▸ Required work
Copy the lines of the material below word for word, starting at the line that contains "68, 380, 84]" and ending after the line that contains "5, 380, 21]".

▸ Data supplied
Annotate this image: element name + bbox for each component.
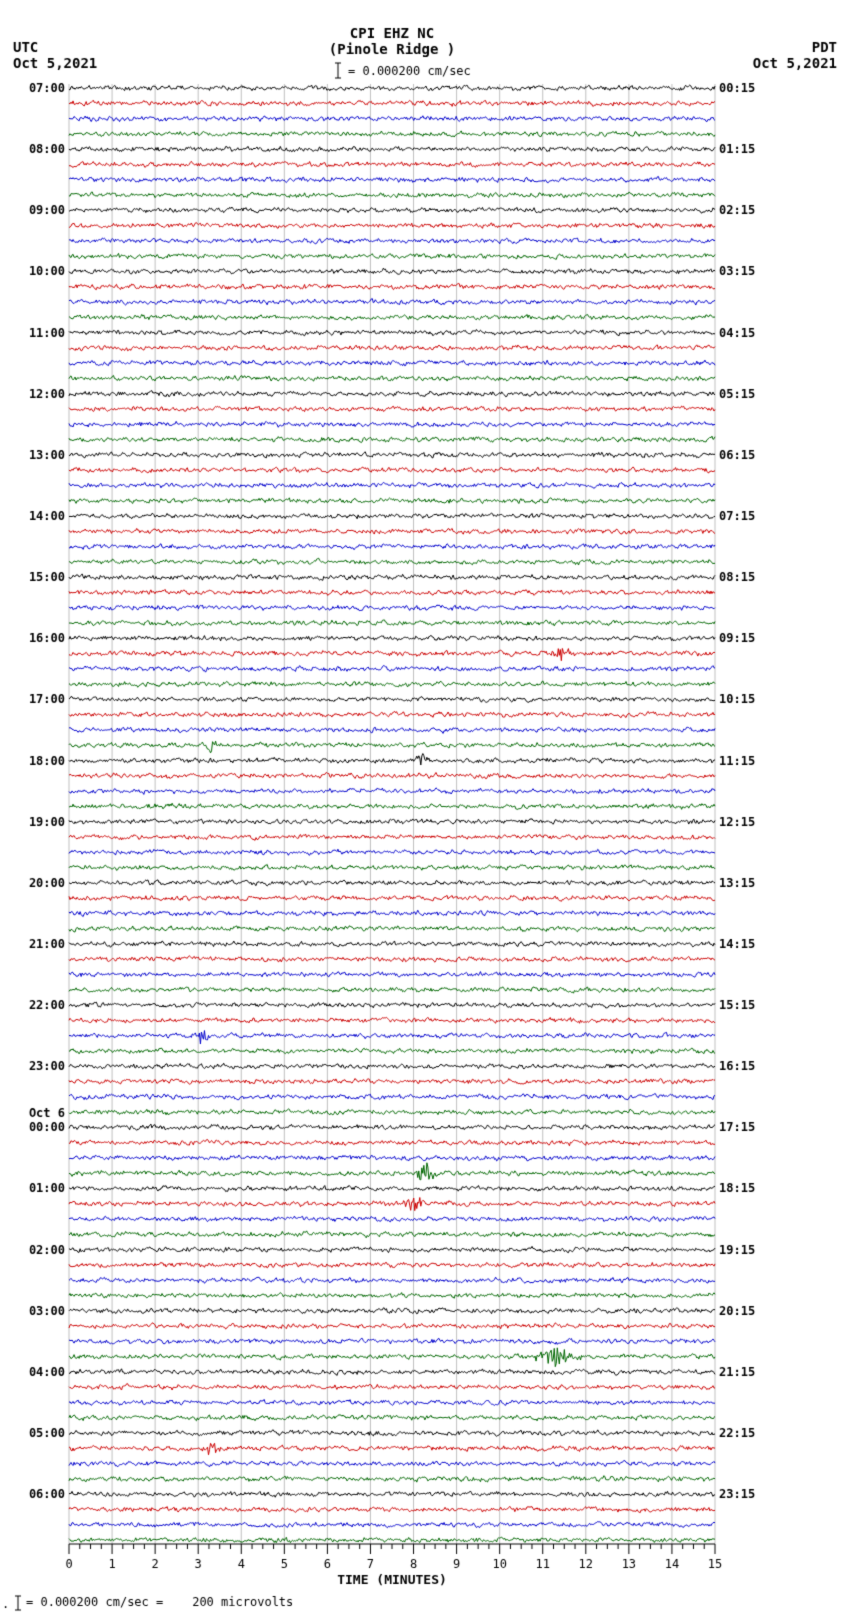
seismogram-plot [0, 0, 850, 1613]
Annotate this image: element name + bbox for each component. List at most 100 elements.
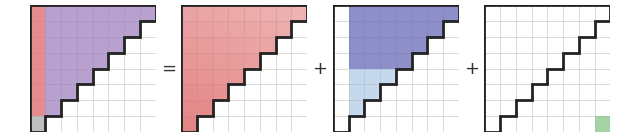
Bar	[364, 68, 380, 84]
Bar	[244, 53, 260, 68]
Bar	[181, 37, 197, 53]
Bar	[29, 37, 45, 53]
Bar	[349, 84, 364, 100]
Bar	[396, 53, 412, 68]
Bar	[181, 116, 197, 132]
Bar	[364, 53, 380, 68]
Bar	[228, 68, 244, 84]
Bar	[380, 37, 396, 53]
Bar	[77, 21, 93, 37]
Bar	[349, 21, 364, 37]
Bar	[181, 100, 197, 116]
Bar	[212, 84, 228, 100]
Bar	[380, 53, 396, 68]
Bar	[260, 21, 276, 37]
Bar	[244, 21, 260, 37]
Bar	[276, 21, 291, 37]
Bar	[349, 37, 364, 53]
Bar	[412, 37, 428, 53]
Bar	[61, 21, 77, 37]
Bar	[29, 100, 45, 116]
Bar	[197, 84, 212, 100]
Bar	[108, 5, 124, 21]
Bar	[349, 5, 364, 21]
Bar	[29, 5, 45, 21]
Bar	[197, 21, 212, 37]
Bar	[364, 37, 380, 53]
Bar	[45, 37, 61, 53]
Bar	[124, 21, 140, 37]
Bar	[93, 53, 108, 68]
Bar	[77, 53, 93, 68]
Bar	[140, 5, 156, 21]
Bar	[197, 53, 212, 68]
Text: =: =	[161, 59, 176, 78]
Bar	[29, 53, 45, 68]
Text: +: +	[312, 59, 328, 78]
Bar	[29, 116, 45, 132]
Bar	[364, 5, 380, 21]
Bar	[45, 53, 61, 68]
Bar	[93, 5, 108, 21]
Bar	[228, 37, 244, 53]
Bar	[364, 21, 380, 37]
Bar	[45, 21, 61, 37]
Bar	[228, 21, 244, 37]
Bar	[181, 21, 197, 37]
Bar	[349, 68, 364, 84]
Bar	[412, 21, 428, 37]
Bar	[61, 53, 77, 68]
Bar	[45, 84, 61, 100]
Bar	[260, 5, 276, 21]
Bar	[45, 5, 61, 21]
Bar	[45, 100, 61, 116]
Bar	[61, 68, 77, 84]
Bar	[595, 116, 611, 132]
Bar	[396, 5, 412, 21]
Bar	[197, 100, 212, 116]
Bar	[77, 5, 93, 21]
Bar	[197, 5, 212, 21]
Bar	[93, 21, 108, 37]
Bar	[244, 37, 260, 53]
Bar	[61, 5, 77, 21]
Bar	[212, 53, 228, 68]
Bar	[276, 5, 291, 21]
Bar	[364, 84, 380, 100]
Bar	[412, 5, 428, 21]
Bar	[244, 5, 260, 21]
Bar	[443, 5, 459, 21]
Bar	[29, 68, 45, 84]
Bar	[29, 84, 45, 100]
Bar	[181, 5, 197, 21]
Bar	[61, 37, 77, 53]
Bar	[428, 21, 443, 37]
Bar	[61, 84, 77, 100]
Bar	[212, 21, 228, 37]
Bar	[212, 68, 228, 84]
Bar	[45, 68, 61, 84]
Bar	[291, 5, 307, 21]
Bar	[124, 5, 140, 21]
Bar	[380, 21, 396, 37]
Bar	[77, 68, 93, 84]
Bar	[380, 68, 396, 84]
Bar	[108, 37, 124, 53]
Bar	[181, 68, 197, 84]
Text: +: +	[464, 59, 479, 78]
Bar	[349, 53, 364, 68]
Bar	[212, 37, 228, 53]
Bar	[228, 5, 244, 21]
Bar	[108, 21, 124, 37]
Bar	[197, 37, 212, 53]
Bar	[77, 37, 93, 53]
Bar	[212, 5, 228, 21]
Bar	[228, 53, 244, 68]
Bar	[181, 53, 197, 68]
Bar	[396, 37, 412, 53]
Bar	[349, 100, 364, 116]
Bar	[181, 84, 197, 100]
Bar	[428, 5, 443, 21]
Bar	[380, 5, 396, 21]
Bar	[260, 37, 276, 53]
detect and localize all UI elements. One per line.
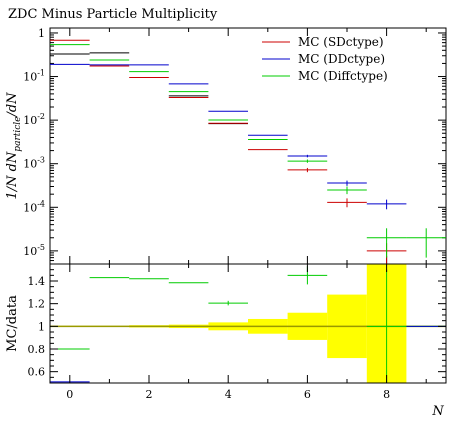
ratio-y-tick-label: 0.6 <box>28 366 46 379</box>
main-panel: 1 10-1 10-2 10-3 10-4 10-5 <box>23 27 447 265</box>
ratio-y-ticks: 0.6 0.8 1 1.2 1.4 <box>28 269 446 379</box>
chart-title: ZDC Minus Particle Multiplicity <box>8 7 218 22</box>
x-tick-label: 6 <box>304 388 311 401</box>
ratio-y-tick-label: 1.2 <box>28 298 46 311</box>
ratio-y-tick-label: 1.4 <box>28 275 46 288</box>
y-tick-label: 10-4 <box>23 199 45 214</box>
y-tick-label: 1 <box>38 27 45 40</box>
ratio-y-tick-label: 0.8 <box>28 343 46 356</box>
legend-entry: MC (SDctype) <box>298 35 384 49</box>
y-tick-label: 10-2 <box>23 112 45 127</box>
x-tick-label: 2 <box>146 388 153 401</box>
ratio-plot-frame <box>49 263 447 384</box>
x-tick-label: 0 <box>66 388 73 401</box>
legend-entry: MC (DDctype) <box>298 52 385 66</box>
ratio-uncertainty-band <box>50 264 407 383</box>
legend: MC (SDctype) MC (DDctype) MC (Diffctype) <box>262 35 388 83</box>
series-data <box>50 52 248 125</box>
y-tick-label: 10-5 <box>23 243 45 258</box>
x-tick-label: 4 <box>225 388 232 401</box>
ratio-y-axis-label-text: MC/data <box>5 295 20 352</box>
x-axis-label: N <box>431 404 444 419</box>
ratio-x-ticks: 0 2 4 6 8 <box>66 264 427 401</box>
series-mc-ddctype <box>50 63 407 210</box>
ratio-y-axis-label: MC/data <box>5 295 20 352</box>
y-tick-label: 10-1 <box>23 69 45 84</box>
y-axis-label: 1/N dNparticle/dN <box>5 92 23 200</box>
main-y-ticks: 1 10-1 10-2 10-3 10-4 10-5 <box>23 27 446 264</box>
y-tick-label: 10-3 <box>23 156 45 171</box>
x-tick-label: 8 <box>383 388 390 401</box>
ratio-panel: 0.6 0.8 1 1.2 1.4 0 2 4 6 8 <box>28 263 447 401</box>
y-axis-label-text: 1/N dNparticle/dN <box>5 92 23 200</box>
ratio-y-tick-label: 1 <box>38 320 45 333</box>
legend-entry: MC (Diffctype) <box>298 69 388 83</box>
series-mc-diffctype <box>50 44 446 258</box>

▸ The answer
Bar	[364, 68, 380, 84]
Bar	[244, 53, 260, 68]
Bar	[181, 37, 197, 53]
Bar	[29, 37, 45, 53]
Bar	[349, 84, 364, 100]
Bar	[396, 53, 412, 68]
Bar	[181, 116, 197, 132]
Bar	[364, 53, 380, 68]
Bar	[228, 68, 244, 84]
Bar	[380, 37, 396, 53]
Bar	[77, 21, 93, 37]
Bar	[349, 21, 364, 37]
Bar	[181, 100, 197, 116]
Bar	[212, 84, 228, 100]
Bar	[380, 53, 396, 68]
Bar	[260, 21, 276, 37]
Bar	[244, 21, 260, 37]
Bar	[276, 21, 291, 37]
Bar	[349, 37, 364, 53]
Bar	[412, 37, 428, 53]
Bar	[61, 21, 77, 37]
Bar	[29, 100, 45, 116]
Bar	[197, 84, 212, 100]
Bar	[108, 5, 124, 21]
Bar	[349, 5, 364, 21]
Bar	[29, 5, 45, 21]
Bar	[197, 21, 212, 37]
Bar	[364, 37, 380, 53]
Bar	[45, 37, 61, 53]
Bar	[124, 21, 140, 37]
Bar	[93, 53, 108, 68]
Bar	[77, 53, 93, 68]
Bar	[140, 5, 156, 21]
Bar	[197, 53, 212, 68]
Text: =: =	[161, 59, 176, 78]
Bar	[29, 53, 45, 68]
Text: +: +	[312, 59, 328, 78]
Bar	[29, 116, 45, 132]
Bar	[364, 5, 380, 21]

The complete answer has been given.